Collected data entries:
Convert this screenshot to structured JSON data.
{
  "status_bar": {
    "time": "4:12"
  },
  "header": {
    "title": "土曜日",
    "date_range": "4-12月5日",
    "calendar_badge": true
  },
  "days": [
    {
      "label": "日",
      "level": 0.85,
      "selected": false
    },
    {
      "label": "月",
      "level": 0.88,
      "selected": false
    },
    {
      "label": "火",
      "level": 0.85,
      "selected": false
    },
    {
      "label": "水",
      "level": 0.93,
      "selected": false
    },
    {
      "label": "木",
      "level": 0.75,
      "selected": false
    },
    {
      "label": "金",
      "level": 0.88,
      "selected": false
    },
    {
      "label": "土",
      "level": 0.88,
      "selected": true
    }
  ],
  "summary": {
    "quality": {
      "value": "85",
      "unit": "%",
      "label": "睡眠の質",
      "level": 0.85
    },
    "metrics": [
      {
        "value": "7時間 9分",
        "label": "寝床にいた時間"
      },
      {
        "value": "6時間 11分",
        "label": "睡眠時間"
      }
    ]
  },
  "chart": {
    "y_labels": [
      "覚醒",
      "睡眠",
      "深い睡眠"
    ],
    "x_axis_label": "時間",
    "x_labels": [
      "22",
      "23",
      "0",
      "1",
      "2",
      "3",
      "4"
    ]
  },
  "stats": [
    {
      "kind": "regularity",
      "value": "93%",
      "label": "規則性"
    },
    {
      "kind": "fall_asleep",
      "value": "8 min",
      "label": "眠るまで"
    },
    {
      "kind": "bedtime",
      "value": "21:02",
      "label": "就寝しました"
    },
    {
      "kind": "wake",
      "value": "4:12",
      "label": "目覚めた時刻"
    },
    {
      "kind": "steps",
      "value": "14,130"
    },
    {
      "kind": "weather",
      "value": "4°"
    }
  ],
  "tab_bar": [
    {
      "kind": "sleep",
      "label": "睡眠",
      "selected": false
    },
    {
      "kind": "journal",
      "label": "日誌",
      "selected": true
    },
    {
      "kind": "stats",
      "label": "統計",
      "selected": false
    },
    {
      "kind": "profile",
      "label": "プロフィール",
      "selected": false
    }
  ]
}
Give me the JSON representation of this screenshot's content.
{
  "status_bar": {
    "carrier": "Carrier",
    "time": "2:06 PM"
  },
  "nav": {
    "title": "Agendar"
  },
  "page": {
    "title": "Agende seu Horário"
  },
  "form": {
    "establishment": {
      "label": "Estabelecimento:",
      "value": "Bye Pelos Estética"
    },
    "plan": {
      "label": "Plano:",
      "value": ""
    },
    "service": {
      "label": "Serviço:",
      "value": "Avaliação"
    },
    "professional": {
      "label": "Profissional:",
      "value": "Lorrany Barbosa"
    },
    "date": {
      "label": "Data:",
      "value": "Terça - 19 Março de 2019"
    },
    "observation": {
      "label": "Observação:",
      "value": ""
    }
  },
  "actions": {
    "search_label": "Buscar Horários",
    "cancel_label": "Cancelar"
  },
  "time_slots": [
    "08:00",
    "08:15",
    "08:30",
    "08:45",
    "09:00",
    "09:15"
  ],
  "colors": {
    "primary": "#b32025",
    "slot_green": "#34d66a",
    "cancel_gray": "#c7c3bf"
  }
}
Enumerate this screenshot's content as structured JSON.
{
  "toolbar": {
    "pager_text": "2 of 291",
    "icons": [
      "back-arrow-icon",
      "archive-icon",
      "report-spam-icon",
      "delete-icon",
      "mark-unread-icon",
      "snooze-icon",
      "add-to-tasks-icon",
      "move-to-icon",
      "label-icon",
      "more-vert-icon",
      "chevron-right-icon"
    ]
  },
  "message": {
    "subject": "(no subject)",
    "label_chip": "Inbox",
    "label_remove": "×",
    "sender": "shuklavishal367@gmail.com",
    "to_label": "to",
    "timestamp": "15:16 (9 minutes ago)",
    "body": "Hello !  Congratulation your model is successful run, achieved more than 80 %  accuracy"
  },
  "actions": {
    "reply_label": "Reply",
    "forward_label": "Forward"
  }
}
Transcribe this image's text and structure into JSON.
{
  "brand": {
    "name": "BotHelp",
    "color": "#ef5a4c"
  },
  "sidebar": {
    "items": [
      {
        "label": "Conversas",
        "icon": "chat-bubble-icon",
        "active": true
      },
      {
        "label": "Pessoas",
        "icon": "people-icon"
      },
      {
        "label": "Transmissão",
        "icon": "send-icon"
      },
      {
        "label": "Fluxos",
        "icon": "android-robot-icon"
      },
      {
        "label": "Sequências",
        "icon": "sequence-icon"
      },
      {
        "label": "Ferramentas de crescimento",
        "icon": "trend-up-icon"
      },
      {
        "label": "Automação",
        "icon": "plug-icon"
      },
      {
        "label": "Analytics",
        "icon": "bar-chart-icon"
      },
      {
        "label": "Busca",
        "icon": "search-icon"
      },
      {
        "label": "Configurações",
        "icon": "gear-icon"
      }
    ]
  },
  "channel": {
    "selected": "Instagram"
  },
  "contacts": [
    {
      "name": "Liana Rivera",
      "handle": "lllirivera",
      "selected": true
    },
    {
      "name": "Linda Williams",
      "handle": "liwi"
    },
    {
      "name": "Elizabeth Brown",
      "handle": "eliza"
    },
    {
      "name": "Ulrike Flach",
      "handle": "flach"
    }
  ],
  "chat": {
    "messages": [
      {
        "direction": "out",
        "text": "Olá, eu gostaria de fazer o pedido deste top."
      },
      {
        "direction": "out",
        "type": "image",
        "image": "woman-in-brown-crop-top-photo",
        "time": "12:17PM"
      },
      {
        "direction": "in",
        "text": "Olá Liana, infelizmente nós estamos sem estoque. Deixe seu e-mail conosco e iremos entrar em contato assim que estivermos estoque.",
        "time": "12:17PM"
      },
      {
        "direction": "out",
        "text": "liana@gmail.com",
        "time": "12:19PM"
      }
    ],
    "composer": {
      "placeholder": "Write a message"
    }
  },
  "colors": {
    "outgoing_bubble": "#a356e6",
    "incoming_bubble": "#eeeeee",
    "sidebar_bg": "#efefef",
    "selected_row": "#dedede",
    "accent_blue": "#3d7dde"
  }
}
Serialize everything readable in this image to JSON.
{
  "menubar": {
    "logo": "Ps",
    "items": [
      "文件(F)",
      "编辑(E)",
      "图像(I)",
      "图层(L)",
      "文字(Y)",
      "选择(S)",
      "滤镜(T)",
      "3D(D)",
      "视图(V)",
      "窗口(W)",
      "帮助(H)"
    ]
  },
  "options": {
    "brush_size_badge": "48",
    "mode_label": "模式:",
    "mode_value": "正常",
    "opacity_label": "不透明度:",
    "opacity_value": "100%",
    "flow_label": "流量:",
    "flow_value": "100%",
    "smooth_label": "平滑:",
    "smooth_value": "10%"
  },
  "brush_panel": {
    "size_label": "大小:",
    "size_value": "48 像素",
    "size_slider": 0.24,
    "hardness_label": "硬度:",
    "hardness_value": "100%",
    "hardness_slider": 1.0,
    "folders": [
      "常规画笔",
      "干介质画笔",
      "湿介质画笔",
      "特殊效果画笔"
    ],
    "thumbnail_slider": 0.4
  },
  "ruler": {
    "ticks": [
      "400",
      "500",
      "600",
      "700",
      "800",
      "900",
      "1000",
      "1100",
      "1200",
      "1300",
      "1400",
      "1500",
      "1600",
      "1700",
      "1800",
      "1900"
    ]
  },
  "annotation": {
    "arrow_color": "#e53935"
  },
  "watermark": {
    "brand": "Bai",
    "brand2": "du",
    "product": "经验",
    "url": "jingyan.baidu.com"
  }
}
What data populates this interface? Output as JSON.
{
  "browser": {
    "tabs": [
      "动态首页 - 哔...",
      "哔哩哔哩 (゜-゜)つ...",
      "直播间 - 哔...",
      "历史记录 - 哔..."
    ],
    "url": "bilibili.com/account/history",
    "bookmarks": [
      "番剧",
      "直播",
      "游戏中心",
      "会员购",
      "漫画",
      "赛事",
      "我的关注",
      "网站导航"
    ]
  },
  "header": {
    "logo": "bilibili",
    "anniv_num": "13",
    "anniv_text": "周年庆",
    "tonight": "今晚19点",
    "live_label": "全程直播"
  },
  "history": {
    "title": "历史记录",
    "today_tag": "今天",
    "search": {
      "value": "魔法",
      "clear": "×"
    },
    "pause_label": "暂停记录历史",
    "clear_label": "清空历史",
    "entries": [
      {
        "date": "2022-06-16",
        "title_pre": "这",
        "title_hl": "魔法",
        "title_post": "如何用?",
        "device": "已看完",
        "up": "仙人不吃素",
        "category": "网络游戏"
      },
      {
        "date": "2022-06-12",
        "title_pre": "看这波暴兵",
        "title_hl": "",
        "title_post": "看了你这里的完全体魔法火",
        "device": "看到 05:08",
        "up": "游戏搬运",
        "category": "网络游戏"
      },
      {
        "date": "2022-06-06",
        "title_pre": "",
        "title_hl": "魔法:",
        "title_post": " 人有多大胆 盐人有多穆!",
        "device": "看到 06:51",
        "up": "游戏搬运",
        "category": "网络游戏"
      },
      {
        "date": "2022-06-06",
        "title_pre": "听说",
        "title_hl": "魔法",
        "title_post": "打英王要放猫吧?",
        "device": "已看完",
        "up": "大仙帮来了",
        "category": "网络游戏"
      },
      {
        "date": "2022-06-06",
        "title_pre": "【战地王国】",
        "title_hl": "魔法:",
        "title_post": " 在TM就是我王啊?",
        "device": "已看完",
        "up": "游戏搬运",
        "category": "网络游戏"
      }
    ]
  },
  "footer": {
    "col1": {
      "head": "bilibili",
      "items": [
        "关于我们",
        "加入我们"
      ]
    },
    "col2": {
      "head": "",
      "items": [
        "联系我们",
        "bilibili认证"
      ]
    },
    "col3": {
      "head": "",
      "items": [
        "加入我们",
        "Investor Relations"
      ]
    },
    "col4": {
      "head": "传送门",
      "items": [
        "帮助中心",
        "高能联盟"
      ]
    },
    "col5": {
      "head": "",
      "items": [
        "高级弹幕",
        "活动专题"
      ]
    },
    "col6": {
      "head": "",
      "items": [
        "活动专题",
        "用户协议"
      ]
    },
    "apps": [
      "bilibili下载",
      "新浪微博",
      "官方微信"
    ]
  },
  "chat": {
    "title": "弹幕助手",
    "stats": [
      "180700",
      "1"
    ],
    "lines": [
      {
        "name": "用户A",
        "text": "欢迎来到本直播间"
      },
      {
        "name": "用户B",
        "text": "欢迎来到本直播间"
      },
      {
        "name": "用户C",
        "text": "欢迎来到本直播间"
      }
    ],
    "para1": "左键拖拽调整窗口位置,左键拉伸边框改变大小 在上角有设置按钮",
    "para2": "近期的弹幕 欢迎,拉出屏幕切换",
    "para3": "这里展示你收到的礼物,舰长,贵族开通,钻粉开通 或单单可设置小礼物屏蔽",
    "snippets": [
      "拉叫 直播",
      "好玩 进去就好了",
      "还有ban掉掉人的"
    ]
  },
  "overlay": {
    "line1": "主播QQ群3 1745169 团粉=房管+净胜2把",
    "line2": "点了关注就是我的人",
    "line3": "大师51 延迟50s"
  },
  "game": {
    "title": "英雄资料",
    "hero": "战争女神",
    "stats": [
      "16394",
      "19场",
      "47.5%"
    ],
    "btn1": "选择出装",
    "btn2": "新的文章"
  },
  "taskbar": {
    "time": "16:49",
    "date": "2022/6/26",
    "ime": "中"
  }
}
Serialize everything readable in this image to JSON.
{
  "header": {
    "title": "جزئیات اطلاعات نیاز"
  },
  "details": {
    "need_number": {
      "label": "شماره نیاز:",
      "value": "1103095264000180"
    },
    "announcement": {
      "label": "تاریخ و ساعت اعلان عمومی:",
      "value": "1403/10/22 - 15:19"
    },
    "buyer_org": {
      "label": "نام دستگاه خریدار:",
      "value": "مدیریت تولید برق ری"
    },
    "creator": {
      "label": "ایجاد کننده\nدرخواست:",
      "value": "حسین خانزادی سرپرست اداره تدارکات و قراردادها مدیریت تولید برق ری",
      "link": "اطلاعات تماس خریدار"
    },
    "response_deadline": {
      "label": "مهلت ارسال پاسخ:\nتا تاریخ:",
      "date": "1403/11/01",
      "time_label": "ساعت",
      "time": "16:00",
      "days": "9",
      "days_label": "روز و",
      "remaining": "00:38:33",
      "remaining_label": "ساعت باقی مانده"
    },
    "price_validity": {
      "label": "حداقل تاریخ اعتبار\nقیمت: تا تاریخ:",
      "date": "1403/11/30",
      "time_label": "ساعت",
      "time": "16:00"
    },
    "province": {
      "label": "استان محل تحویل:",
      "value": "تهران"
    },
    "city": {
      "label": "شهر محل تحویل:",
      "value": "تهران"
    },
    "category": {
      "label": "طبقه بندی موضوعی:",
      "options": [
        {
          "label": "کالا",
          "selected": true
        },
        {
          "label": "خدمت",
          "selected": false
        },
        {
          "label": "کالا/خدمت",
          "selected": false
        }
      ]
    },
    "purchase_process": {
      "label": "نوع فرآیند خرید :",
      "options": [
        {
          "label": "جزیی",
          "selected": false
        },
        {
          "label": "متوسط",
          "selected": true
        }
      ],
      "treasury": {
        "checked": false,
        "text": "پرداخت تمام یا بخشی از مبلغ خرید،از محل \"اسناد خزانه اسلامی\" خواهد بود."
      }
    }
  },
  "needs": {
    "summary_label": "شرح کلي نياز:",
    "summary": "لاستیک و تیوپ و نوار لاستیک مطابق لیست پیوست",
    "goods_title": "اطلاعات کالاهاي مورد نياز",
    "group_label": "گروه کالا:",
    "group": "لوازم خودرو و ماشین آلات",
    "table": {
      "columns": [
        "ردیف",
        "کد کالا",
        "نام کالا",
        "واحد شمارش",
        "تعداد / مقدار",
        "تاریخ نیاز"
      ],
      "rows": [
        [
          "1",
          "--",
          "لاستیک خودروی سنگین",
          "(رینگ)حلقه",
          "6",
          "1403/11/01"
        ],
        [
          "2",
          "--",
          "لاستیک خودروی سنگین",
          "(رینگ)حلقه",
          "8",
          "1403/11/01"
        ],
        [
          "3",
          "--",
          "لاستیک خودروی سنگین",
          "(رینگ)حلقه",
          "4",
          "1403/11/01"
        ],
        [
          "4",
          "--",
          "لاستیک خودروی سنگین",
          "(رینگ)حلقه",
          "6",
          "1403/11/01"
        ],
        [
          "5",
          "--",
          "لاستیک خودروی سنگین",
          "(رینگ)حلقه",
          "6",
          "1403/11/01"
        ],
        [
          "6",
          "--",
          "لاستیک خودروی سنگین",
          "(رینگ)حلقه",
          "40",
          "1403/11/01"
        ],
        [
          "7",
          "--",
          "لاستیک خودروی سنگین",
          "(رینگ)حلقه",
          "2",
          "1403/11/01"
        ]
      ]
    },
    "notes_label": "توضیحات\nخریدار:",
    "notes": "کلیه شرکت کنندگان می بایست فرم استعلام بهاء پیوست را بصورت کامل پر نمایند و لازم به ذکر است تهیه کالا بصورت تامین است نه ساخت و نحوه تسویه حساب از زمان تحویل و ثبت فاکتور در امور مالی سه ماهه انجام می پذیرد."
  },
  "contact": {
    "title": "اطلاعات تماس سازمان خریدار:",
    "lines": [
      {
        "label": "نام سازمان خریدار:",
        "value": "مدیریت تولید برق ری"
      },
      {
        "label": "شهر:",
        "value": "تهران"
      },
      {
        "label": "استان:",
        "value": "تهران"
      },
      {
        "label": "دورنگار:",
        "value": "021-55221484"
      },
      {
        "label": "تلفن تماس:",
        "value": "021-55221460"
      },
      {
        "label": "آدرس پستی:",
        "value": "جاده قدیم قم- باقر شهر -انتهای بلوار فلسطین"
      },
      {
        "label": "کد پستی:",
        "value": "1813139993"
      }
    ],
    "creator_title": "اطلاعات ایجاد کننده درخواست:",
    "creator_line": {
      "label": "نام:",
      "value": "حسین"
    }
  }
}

● **Required work**
Write down the number of lines where the word "kind" appears, and nothing further.

● **Exercise answer**
10